--- START ---

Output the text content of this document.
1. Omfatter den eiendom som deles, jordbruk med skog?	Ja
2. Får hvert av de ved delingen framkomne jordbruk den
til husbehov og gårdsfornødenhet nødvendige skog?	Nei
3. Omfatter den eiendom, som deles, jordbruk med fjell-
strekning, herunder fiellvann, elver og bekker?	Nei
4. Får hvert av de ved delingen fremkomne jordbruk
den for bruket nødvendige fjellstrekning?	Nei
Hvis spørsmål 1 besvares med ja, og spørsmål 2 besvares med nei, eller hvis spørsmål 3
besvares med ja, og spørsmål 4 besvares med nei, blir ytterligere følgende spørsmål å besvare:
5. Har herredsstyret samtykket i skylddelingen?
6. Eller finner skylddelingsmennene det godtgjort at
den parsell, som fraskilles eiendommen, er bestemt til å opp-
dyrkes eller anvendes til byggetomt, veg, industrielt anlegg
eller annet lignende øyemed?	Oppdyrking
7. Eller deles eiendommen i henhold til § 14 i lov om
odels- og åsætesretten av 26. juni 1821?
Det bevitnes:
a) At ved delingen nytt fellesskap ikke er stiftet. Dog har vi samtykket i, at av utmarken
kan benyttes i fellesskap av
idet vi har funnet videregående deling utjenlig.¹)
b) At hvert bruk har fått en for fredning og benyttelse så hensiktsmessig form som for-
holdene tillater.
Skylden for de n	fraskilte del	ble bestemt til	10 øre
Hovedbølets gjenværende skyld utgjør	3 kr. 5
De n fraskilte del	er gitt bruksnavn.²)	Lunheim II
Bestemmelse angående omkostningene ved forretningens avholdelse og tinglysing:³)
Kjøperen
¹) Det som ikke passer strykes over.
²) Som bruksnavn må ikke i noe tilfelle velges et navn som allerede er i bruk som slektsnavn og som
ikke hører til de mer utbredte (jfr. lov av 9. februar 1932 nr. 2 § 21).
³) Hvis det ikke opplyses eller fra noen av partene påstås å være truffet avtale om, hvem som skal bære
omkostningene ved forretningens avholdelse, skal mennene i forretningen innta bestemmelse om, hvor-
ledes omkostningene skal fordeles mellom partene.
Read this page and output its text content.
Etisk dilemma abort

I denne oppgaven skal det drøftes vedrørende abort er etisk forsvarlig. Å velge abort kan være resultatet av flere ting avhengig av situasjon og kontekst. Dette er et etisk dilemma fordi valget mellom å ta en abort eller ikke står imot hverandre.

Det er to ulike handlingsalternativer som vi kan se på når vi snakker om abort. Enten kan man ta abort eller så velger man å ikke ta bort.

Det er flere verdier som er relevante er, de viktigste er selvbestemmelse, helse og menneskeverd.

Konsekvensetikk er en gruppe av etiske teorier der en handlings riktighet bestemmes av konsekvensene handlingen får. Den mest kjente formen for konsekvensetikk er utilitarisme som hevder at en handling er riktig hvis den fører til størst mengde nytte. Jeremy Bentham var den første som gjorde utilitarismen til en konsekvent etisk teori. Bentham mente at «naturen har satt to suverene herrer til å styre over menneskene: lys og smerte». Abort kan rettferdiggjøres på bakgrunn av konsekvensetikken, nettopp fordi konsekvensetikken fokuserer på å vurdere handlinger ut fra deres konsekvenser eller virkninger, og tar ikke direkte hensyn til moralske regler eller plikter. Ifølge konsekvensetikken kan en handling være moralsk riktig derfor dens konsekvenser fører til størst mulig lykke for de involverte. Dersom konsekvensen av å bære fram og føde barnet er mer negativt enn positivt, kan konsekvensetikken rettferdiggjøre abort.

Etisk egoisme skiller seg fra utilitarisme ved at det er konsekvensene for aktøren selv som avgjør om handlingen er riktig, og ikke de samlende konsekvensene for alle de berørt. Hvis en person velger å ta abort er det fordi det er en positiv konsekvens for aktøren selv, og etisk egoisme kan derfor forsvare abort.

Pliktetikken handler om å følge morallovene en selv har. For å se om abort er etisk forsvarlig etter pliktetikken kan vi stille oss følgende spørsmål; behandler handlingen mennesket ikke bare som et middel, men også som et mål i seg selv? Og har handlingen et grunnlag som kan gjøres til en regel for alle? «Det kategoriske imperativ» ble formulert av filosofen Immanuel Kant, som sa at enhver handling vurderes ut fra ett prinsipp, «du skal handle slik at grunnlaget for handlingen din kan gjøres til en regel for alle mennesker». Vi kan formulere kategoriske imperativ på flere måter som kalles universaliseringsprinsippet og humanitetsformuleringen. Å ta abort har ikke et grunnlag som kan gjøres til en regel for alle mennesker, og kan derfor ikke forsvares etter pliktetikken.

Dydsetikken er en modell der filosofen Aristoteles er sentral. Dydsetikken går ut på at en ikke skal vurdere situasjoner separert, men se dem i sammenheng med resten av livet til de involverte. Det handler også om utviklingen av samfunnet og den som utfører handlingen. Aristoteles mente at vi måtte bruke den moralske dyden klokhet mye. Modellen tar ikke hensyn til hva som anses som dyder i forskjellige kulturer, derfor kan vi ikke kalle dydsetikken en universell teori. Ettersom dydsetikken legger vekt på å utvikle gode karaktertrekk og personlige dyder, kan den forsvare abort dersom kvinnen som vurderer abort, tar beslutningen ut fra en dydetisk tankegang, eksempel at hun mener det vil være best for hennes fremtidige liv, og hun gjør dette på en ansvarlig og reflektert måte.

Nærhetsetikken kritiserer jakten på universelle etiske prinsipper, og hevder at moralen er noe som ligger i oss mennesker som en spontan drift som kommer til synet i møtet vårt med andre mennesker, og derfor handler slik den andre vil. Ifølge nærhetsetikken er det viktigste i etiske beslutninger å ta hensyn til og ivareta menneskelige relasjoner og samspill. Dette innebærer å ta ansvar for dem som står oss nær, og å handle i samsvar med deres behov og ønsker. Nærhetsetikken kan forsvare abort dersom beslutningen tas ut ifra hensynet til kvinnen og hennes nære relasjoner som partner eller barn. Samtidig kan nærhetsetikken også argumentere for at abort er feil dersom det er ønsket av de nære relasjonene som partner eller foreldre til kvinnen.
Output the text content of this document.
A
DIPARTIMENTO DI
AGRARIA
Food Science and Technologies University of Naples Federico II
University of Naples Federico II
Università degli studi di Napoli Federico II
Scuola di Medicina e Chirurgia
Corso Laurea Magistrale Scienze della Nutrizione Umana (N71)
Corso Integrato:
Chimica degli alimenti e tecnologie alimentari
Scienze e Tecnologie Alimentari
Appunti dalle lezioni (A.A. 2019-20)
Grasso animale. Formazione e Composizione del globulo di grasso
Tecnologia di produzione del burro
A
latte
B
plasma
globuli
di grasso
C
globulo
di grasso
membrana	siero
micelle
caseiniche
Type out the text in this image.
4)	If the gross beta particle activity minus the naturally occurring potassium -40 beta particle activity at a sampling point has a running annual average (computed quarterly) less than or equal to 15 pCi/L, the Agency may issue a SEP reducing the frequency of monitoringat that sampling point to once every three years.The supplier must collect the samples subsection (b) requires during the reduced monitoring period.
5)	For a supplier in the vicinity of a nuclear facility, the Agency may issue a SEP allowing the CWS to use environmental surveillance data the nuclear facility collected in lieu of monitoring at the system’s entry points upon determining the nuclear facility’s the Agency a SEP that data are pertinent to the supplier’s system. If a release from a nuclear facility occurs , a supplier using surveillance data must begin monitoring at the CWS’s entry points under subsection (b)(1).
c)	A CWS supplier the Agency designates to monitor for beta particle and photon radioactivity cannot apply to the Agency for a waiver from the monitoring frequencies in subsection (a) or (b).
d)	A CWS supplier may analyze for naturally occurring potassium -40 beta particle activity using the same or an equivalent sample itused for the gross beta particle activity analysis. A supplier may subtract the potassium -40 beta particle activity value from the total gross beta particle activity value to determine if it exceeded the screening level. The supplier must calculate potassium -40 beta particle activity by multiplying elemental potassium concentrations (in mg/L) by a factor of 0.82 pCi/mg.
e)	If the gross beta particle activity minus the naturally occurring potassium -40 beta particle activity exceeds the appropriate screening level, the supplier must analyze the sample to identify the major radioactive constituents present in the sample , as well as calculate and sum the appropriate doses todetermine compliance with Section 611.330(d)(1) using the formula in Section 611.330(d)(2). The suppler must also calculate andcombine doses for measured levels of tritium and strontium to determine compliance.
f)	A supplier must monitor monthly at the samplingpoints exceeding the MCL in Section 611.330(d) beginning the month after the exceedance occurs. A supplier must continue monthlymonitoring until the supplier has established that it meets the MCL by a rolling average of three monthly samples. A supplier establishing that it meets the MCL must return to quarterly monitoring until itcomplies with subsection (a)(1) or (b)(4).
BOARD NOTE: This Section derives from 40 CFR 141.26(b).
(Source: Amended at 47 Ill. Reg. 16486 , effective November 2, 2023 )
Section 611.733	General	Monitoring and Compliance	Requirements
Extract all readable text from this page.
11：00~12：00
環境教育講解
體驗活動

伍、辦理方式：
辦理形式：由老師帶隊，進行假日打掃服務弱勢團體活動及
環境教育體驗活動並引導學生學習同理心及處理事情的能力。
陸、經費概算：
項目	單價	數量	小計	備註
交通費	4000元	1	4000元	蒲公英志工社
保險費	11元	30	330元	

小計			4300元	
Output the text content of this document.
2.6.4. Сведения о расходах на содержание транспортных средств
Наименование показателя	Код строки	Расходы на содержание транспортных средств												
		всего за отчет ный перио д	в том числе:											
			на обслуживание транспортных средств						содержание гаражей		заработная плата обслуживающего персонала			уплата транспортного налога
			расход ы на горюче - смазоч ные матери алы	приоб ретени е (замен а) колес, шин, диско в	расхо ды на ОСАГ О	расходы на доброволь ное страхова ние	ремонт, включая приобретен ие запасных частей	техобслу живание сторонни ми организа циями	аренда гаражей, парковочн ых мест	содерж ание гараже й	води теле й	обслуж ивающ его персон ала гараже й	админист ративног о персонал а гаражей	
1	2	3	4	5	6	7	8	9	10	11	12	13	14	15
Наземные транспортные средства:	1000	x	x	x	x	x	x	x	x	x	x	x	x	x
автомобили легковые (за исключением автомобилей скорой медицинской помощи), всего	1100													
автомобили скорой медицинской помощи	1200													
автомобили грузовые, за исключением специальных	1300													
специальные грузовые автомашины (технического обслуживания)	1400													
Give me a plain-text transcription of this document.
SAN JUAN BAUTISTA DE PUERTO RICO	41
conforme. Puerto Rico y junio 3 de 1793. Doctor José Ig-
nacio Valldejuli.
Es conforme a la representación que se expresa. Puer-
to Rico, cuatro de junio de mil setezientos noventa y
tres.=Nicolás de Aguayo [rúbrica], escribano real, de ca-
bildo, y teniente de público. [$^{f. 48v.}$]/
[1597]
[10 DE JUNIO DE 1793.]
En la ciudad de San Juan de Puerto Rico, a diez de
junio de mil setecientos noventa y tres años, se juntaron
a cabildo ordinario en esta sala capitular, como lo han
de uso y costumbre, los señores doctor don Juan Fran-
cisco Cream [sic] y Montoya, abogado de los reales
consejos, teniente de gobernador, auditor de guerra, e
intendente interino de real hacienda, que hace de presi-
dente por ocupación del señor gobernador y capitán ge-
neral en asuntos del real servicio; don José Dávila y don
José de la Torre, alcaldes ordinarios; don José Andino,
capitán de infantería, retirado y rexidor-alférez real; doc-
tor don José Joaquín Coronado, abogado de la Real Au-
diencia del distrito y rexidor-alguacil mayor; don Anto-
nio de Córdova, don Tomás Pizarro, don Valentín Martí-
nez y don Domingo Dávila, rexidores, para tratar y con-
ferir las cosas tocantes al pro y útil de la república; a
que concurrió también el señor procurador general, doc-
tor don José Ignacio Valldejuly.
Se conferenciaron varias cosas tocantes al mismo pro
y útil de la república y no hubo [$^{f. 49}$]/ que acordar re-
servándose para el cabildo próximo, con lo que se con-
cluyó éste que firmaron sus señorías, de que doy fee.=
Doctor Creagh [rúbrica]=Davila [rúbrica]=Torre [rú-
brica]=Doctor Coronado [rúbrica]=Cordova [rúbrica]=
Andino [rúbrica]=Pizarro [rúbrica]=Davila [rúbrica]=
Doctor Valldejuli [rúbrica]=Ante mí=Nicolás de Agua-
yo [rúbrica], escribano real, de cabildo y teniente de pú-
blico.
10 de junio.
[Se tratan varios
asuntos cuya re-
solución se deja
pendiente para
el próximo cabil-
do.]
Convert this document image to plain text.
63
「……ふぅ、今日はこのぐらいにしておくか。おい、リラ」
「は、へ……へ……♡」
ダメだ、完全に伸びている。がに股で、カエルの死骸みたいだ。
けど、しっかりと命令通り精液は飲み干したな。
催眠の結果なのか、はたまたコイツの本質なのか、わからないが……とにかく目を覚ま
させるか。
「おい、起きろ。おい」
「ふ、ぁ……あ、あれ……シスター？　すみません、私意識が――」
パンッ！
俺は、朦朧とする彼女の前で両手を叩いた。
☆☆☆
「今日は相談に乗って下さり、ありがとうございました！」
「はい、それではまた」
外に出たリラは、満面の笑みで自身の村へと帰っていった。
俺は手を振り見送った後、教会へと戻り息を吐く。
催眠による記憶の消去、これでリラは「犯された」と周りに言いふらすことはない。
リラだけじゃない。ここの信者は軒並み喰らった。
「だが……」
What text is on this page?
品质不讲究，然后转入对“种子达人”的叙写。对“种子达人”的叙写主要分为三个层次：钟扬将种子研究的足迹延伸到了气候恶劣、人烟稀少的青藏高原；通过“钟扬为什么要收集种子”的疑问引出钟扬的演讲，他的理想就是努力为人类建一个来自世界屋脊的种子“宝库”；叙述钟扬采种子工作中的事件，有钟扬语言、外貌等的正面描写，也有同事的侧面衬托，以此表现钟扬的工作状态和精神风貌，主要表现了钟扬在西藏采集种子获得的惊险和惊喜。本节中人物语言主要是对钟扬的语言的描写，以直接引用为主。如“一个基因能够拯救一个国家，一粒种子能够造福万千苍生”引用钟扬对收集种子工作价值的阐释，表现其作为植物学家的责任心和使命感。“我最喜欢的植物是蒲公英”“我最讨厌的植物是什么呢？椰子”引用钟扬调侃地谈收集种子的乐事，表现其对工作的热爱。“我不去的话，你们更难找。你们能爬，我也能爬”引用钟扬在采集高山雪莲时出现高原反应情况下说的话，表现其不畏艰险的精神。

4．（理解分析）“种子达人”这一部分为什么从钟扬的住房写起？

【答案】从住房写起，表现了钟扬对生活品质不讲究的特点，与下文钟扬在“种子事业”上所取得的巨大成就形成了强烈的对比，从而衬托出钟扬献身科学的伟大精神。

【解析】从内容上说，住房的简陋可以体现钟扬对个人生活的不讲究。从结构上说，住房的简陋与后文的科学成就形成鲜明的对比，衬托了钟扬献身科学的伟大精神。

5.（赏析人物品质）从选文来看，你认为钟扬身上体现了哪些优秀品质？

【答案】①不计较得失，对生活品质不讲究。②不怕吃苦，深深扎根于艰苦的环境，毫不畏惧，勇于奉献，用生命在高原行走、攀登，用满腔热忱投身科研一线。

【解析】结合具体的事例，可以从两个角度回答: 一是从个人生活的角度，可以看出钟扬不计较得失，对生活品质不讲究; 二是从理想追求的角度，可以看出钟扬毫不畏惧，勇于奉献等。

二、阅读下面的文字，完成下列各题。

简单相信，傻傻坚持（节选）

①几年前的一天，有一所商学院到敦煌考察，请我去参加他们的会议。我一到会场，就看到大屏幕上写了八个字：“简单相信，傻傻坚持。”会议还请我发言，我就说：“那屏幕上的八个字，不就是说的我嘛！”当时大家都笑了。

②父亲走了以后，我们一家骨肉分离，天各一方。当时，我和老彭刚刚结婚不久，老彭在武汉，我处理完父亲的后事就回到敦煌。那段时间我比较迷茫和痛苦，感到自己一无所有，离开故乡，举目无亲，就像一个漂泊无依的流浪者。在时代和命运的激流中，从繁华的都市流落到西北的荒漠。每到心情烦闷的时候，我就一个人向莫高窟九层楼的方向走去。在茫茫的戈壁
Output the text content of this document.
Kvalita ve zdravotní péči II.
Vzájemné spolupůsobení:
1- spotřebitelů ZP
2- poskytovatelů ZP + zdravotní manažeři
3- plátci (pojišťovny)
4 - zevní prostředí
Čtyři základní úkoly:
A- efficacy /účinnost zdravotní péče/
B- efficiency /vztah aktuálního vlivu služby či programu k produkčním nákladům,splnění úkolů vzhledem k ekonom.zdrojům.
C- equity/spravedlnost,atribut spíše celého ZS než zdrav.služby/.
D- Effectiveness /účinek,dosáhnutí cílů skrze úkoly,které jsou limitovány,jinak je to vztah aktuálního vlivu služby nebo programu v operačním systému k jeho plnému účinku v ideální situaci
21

--- END ---

- The exercise: From the listing above, find the number of lines with the word "conforme" in them. Answer with the number only.

- Answer to the exercise: 2